Below you will find a set of lines. Repeat them all exactly.

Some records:
◆ ◆ ◆ ◆
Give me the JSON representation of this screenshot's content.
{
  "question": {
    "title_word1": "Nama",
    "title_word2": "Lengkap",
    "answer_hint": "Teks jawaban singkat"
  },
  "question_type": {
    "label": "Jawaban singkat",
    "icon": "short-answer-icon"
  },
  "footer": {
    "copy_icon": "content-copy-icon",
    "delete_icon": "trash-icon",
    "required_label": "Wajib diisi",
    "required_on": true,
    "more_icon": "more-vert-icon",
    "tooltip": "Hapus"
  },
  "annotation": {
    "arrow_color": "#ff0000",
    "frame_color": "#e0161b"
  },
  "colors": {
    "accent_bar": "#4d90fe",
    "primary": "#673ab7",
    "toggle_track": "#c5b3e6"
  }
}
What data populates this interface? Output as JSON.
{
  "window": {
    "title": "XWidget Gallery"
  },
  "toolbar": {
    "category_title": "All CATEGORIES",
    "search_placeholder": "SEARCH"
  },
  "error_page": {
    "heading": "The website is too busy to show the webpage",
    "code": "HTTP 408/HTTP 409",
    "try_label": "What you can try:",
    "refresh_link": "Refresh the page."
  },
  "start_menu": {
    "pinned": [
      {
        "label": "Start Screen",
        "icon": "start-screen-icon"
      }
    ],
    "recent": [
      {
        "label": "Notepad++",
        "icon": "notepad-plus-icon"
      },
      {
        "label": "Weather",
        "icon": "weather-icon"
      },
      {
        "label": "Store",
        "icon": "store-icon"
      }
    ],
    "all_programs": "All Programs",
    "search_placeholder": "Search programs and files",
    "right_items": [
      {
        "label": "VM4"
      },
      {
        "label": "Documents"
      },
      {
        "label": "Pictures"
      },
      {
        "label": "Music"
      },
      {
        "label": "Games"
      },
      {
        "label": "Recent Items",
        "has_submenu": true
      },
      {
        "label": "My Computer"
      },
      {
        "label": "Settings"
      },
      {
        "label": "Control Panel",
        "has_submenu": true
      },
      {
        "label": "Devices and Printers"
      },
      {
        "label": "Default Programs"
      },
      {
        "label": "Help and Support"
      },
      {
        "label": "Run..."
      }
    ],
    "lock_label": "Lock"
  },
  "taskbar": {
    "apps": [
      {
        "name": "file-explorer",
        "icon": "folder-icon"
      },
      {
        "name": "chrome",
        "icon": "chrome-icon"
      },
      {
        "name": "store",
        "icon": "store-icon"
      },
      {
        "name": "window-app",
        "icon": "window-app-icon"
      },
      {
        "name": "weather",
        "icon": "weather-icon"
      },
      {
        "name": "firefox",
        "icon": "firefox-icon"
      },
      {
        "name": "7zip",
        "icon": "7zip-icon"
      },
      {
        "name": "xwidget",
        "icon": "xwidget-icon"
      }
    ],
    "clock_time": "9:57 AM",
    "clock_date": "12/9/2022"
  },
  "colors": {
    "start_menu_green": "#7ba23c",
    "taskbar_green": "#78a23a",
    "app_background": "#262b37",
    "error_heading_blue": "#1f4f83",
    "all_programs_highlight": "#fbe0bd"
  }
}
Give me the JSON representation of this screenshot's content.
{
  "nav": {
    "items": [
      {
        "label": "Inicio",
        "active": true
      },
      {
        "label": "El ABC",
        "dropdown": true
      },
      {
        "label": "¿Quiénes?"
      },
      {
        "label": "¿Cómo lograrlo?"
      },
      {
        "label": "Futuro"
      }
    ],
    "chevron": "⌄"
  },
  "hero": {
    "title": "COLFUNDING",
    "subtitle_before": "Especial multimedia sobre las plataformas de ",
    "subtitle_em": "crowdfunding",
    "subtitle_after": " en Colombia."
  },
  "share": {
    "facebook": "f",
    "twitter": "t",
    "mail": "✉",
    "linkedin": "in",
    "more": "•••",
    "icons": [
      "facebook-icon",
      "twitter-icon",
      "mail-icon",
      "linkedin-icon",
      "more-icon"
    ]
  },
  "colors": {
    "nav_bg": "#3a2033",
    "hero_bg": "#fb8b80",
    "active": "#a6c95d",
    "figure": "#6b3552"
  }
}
◆ ◆ ◆ ◆
## Response to this task
Give me the JSON representation of this screenshot's content.
{
  "question": {
    "title_word1": "Nama",
    "title_word2": "Lengkap",
    "answer_hint": "Teks jawaban singkat"
  },
  "question_type": {
    "label": "Jawaban singkat",
    "icon": "short-answer-icon"
  },
  "footer": {
    "copy_icon": "content-copy-icon",
    "delete_icon": "trash-icon",
    "required_label": "Wajib diisi",
    "required_on": true,
    "more_icon": "more-vert-icon",
    "tooltip": "Hapus"
  },
  "annotation": {
    "arrow_color": "#ff0000",
    "frame_color": "#e0161b"
  },
  "colors": {
    "accent_bar": "#4d90fe",
    "primary": "#673ab7",
    "toggle_track": "#c5b3e6"
  }
}
What data populates this interface? Output as JSON.
{
  "window": {
    "title": "XWidget Gallery"
  },
  "toolbar": {
    "category_title": "All CATEGORIES",
    "search_placeholder": "SEARCH"
  },
  "error_page": {
    "heading": "The website is too busy to show the webpage",
    "code": "HTTP 408/HTTP 409",
    "try_label": "What you can try:",
    "refresh_link": "Refresh the page."
  },
  "start_menu": {
    "pinned": [
      {
        "label": "Start Screen",
        "icon": "start-screen-icon"
      }
    ],
    "recent": [
      {
        "label": "Notepad++",
        "icon": "notepad-plus-icon"
      },
      {
        "label": "Weather",
        "icon": "weather-icon"
      },
      {
        "label": "Store",
        "icon": "store-icon"
      }
    ],
    "all_programs": "All Programs",
    "search_placeholder": "Search programs and files",
    "right_items": [
      {
        "label": "VM4"
      },
      {
        "label": "Documents"
      },
      {
        "label": "Pictures"
      },
      {
        "label": "Music"
      },
      {
        "label": "Games"
      },
      {
        "label": "Recent Items",
        "has_submenu": true
      },
      {
        "label": "My Computer"
      },
      {
        "label": "Settings"
      },
      {
        "label": "Control Panel",
        "has_submenu": true
      },
      {
        "label": "Devices and Printers"
      },
      {
        "label": "Default Programs"
      },
      {
        "label": "Help and Support"
      },
      {
        "label": "Run..."
      }
    ],
    "lock_label": "Lock"
  },
  "taskbar": {
    "apps": [
      {
        "name": "file-explorer",
        "icon": "folder-icon"
      },
      {
        "name": "chrome",
        "icon": "chrome-icon"
      },
      {
        "name": "store",
        "icon": "store-icon"
      },
      {
        "name": "window-app",
        "icon": "window-app-icon"
      },
      {
        "name": "weather",
        "icon": "weather-icon"
      },
      {
        "name": "firefox",
        "icon": "firefox-icon"
      },
      {
        "name": "7zip",
        "icon": "7zip-icon"
      },
      {
        "name": "xwidget",
        "icon": "xwidget-icon"
      }
    ],
    "clock_time": "9:57 AM",
    "clock_date": "12/9/2022"
  },
  "colors": {
    "start_menu_green": "#7ba23c",
    "taskbar_green": "#78a23a",
    "app_background": "#262b37",
    "error_heading_blue": "#1f4f83",
    "all_programs_highlight": "#fbe0bd"
  }
}
Give me the JSON representation of this screenshot's content.
{
  "nav": {
    "items": [
      {
        "label": "Inicio",
        "active": true
      },
      {
        "label": "El ABC",
        "dropdown": true
      },
      {
        "label": "¿Quiénes?"
      },
      {
        "label": "¿Cómo lograrlo?"
      },
      {
        "label": "Futuro"
      }
    ],
    "chevron": "⌄"
  },
  "hero": {
    "title": "COLFUNDING",
    "subtitle_before": "Especial multimedia sobre las plataformas de ",
    "subtitle_em": "crowdfunding",
    "subtitle_after": " en Colombia."
  },
  "share": {
    "facebook": "f",
    "twitter": "t",
    "mail": "✉",
    "linkedin": "in",
    "more": "•••",
    "icons": [
      "facebook-icon",
      "twitter-icon",
      "mail-icon",
      "linkedin-icon",
      "more-icon"
    ]
  },
  "colors": {
    "nav_bg": "#3a2033",
    "hero_bg": "#fb8b80",
    "active": "#a6c95d",
    "figure": "#6b3552"
  }
}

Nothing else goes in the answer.